─── Entries provided

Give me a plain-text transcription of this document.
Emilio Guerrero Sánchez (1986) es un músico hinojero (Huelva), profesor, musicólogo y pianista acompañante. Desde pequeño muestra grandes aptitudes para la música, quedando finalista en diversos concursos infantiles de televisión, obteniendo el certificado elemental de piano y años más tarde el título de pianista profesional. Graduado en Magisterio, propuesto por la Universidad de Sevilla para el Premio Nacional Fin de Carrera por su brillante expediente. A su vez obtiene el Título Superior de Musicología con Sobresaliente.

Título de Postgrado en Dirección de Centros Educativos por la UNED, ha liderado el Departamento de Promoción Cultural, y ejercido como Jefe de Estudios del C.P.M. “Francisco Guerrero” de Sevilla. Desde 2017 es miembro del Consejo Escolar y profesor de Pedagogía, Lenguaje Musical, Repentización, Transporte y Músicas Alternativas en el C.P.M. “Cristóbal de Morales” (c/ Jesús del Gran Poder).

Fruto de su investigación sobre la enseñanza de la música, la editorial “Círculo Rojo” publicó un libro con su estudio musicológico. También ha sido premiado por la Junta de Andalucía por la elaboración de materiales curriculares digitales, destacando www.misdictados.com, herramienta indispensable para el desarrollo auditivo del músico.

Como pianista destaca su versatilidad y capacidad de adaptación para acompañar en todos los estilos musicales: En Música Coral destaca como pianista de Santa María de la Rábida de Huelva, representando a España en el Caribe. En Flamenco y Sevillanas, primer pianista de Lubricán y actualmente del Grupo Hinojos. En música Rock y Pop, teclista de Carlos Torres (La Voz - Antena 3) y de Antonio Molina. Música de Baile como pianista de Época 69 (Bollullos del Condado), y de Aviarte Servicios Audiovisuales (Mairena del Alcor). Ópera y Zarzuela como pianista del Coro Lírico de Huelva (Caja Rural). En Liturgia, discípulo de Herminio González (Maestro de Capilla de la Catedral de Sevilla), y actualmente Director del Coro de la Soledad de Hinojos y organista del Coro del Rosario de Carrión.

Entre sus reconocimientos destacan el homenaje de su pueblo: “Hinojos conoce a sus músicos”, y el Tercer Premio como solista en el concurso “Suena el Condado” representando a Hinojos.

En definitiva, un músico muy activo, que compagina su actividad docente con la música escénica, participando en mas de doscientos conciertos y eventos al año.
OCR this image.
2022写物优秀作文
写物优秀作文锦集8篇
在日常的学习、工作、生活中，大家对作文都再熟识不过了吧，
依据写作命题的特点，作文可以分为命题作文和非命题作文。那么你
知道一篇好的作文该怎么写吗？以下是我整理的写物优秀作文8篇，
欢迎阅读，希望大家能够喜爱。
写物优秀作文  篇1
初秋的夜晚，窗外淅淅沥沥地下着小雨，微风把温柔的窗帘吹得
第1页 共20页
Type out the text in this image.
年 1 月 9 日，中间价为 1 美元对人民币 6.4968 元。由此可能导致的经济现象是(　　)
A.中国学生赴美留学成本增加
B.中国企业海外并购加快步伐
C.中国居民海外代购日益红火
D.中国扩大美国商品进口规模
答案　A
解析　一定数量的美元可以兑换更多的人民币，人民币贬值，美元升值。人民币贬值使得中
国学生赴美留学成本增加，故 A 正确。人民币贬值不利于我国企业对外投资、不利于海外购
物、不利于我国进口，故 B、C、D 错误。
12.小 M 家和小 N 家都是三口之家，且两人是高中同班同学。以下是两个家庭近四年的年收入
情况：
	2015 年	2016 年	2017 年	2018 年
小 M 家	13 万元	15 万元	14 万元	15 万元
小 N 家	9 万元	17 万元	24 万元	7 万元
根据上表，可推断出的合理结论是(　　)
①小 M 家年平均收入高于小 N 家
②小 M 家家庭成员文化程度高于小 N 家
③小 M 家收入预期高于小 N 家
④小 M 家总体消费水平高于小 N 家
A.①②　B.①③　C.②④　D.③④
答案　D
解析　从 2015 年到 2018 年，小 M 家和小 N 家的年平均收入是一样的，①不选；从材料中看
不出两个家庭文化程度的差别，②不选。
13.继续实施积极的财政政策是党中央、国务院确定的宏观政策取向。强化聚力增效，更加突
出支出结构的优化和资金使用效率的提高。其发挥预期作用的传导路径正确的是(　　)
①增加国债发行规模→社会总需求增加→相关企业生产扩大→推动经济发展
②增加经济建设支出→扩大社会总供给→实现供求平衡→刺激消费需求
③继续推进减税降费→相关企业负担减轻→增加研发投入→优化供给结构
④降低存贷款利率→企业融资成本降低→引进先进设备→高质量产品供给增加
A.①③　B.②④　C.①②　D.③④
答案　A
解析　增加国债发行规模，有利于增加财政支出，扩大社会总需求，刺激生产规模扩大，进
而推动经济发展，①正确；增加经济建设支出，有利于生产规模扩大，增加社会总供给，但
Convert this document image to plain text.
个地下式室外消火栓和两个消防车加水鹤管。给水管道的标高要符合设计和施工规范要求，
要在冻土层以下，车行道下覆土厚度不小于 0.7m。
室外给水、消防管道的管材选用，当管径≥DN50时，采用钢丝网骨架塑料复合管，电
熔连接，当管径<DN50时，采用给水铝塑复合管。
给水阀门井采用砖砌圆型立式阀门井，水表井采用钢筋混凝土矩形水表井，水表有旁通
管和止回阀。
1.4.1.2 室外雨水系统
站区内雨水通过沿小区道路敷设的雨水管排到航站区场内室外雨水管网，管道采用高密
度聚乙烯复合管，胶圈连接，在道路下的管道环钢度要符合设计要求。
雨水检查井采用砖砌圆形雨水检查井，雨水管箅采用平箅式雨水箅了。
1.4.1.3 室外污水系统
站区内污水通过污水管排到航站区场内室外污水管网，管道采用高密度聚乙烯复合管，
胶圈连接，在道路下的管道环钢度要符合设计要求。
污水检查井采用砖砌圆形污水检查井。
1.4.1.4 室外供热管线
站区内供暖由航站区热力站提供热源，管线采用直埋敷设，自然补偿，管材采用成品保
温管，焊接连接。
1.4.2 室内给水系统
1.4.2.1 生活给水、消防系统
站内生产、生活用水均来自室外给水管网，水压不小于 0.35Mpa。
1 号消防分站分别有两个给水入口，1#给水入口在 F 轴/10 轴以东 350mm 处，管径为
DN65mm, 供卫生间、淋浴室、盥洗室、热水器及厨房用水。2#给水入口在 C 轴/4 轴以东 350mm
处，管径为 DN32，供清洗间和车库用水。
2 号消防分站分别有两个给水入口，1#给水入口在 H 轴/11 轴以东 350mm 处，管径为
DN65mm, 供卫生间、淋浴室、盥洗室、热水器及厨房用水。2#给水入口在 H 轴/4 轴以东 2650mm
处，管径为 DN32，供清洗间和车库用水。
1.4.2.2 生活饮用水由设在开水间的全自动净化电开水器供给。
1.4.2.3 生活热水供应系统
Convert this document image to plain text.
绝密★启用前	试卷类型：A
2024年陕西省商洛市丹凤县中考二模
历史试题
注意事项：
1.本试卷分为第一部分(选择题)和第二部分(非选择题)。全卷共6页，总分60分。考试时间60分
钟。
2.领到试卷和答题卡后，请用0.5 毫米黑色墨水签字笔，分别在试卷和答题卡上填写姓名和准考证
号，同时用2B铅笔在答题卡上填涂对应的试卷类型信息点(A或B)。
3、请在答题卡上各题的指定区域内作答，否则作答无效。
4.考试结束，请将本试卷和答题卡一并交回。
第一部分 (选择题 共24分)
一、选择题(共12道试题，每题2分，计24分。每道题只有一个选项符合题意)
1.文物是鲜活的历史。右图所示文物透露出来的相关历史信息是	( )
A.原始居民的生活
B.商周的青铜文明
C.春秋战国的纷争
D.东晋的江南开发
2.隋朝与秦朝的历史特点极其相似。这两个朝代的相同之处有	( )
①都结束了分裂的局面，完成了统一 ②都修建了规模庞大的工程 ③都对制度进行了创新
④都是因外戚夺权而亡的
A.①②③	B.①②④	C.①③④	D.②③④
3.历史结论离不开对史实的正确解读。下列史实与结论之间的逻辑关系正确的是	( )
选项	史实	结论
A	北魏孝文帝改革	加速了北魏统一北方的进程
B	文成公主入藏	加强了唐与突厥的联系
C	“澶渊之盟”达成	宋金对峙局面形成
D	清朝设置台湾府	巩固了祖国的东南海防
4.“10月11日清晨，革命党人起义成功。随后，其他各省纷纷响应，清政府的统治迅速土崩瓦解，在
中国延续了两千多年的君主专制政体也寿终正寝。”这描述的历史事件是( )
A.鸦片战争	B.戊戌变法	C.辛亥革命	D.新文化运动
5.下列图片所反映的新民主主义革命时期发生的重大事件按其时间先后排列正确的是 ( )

──────

__To do__. Using the entries above, return each line that includes the word "profesor".

__Solved problem__.
Emilio Guerrero Sánchez (1986) es un músico hinojero (Huelva), profesor, musicólogo y pianista acompañante. Desde pequeño muestra grandes aptitudes para la música, quedando finalista en diversos concursos infantiles de televisión, obteniendo el certificado elemental de piano y años más tarde el título de pianista profesional. Graduado en Magisterio, propuesto por la Universidad de Sevilla para el Premio Nacional Fin de Carrera por su brillante expediente. A su vez obtiene el Título Superior de Musicología con Sobresaliente.
Título de Postgrado en Dirección de Centros Educativos por la UNED, ha liderado el Departamento de Promoción Cultural, y ejercido como Jefe de Estudios del C.P.M. “Francisco Guerrero” de Sevilla. Desde 2017 es miembro del Consejo Escolar y profesor de Pedagogía, Lenguaje Musical, Repentización, Transporte y Músicas Alternativas en el C.P.M. “Cristóbal de Morales” (c/ Jesús del Gran Poder).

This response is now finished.